* The exercise: Gather up all lines that carry the word "learning".

* Input data:
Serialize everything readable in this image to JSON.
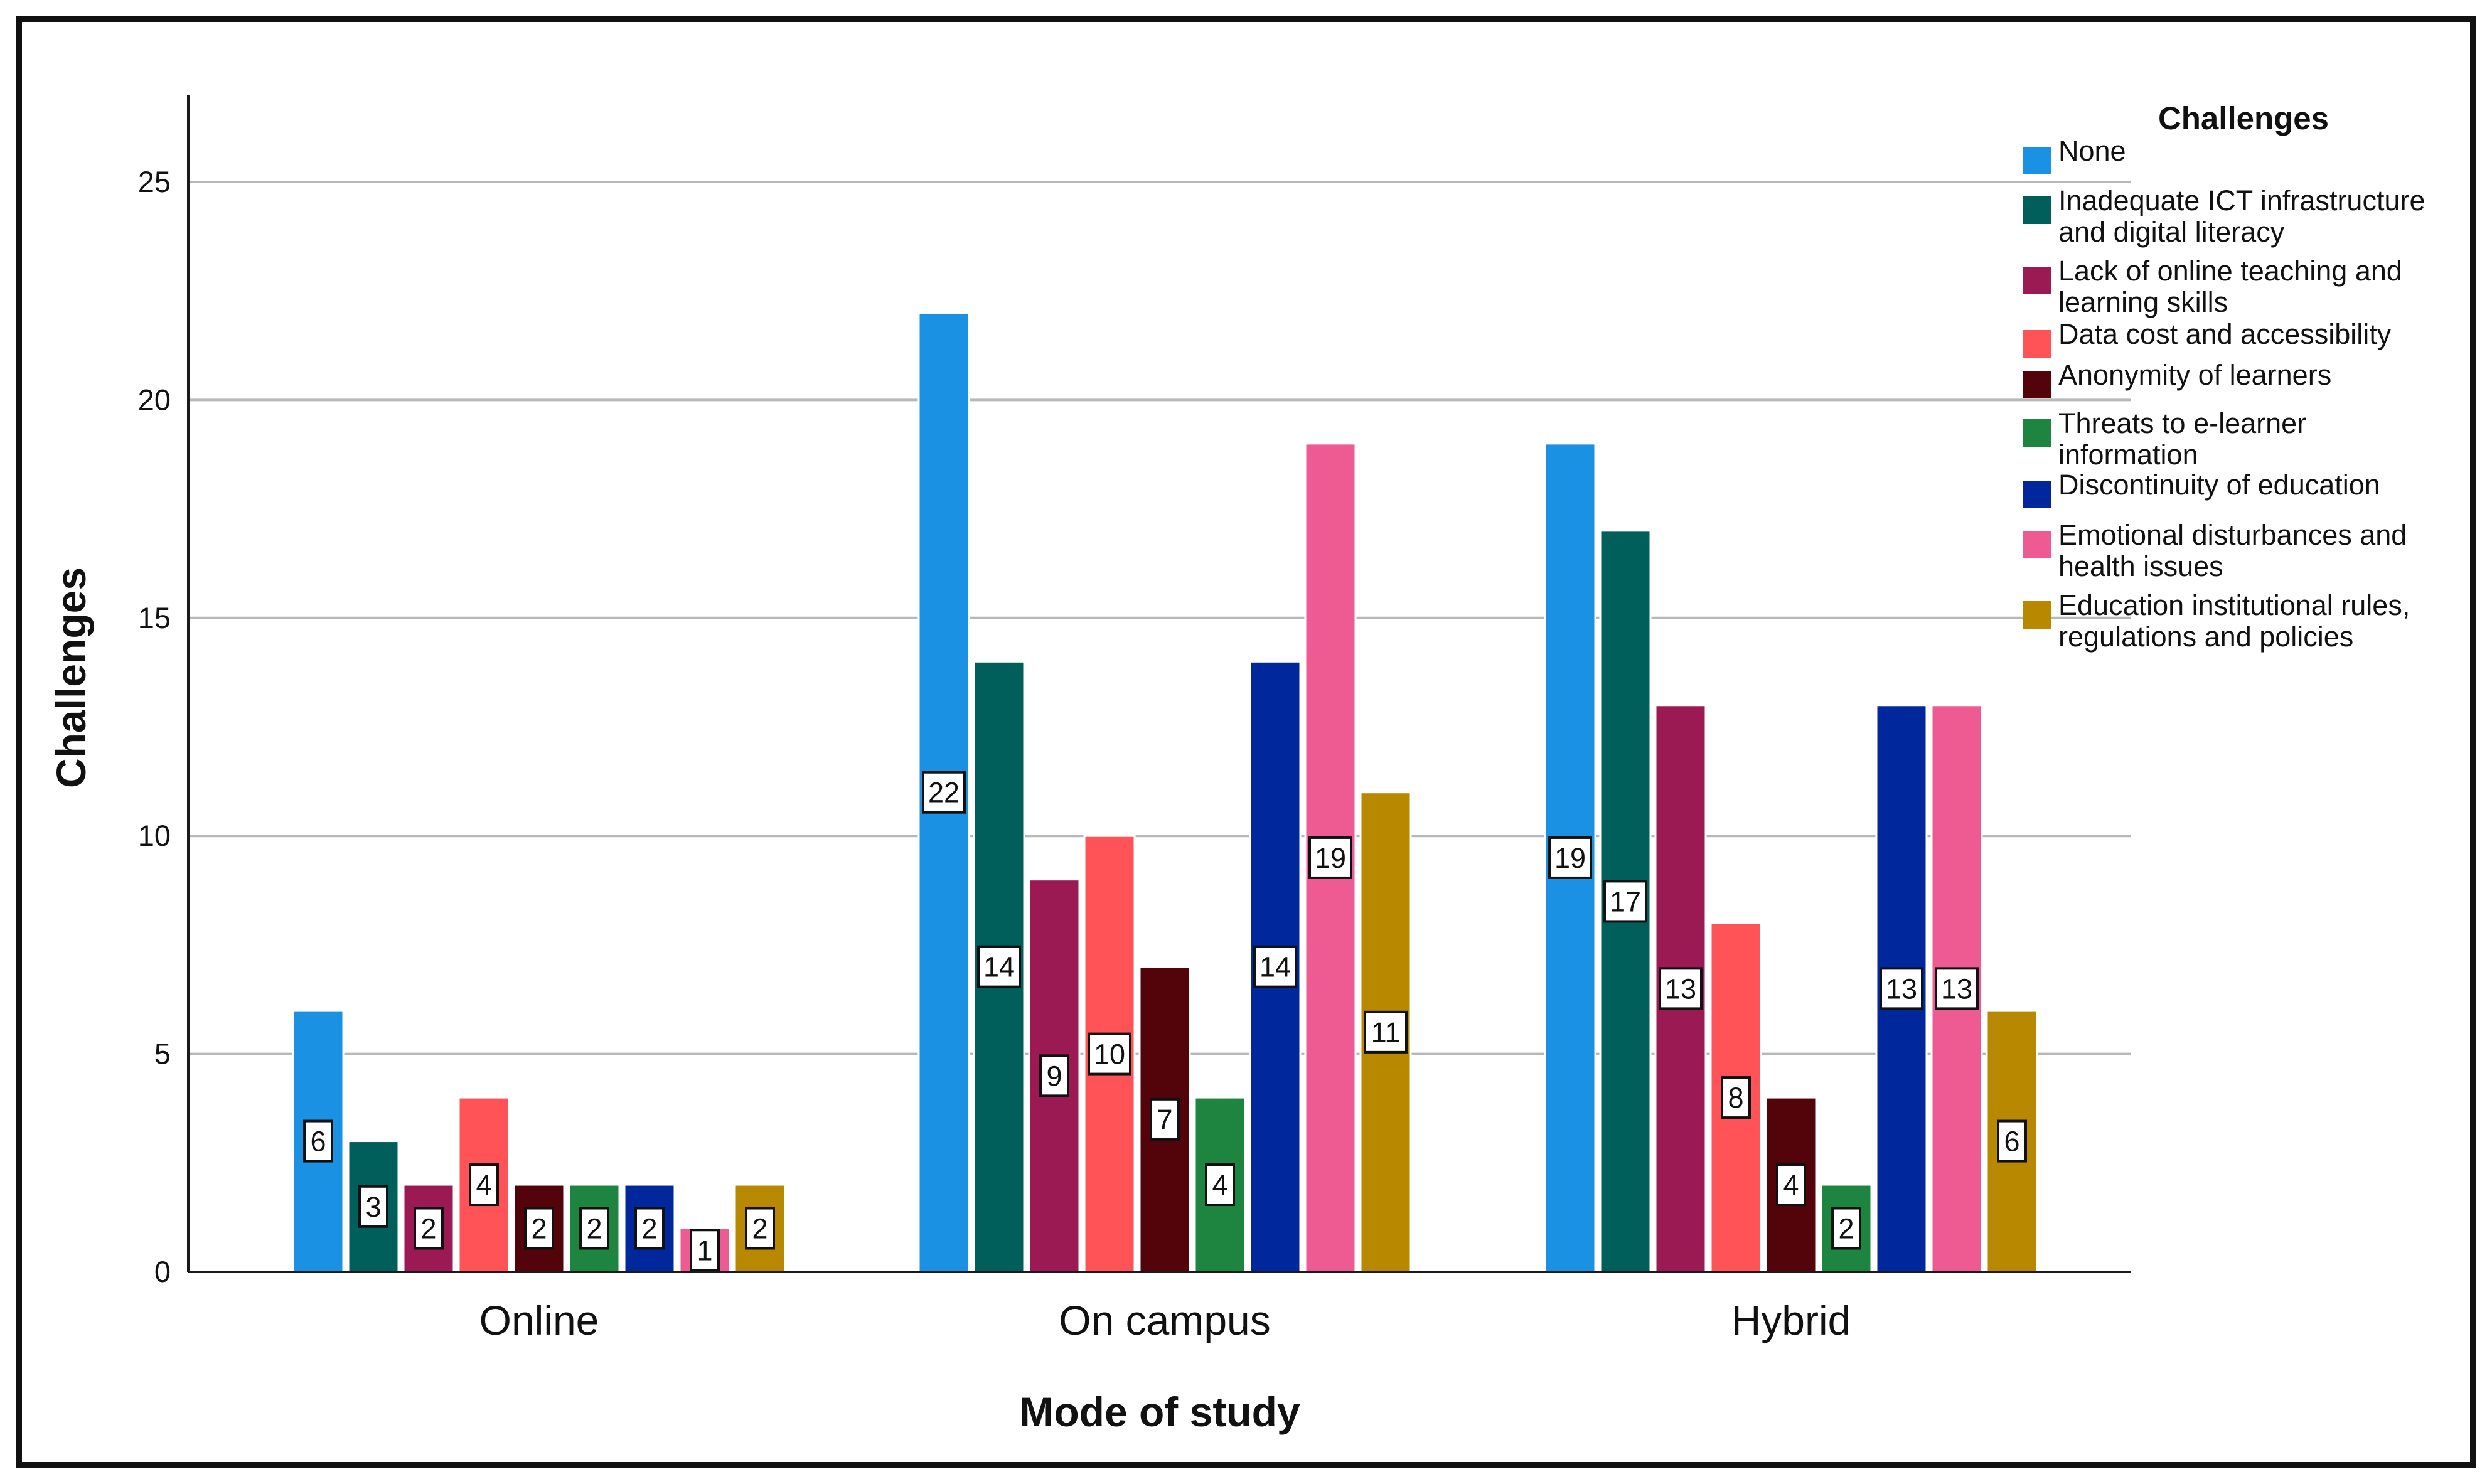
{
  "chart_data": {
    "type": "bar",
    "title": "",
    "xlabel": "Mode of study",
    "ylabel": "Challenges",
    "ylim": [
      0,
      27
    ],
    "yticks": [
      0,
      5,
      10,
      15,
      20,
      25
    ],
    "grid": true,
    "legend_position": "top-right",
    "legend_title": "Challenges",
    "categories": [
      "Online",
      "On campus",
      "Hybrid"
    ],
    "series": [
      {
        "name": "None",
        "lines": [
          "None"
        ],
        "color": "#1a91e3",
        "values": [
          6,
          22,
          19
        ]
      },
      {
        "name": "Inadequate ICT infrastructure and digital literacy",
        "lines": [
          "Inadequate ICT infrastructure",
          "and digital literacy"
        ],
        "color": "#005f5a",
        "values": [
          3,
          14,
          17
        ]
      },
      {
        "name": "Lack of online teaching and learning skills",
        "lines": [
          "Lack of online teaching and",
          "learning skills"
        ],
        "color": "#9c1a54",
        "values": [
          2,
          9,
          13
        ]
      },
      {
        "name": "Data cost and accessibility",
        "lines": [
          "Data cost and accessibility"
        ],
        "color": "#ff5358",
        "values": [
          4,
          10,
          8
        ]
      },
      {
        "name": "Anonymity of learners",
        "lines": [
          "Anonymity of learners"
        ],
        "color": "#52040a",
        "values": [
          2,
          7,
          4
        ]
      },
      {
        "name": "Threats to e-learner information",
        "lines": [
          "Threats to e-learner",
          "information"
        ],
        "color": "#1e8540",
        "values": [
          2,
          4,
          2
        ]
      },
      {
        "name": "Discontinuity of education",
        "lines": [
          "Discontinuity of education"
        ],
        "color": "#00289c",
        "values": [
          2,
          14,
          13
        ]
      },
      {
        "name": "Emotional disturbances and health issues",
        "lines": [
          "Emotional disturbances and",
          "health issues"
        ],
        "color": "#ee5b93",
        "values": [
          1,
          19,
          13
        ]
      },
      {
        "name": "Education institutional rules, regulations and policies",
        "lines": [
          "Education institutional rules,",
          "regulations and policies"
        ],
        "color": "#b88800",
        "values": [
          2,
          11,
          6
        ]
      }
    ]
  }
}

--

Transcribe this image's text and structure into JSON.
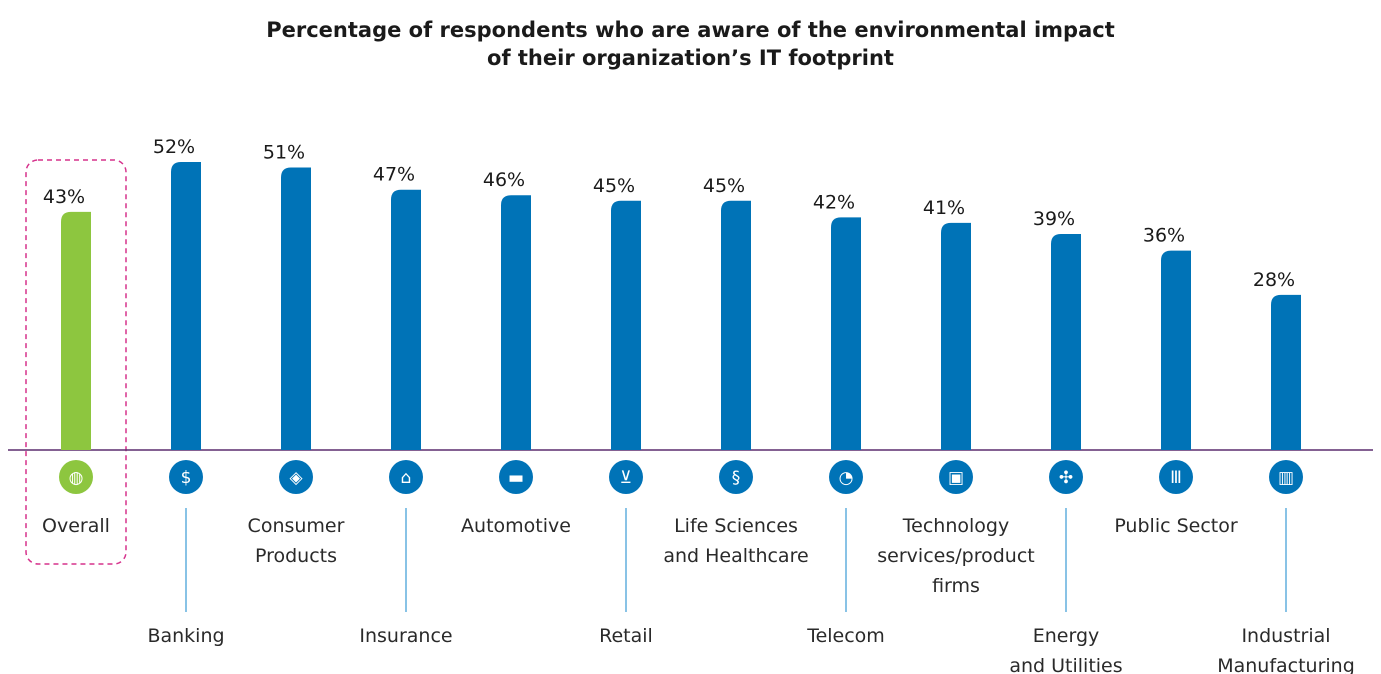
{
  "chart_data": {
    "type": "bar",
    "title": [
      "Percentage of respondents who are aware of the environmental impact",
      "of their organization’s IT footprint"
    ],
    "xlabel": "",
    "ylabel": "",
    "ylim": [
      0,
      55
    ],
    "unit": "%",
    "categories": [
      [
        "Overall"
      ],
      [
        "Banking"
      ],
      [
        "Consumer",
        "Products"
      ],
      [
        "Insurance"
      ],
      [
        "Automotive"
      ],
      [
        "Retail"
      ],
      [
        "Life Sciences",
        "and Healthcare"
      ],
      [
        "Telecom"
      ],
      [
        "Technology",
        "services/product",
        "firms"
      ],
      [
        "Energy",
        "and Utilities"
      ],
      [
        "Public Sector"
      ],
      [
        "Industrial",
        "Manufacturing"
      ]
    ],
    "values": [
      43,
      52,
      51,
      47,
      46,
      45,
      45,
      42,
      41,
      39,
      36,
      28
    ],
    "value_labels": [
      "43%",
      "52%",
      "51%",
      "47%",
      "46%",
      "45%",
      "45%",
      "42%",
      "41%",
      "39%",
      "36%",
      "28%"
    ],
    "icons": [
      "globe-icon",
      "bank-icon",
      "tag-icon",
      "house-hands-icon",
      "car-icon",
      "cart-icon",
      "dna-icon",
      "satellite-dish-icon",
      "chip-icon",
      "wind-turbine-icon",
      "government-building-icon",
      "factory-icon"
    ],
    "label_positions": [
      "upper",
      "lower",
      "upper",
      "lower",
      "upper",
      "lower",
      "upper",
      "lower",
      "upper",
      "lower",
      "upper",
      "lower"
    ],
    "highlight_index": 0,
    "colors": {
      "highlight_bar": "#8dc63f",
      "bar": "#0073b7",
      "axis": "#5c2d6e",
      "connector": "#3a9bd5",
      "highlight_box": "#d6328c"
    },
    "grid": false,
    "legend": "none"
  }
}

* Output of the exercise:
        "name": "Lack of online teaching and learning skills",
          "learning skills"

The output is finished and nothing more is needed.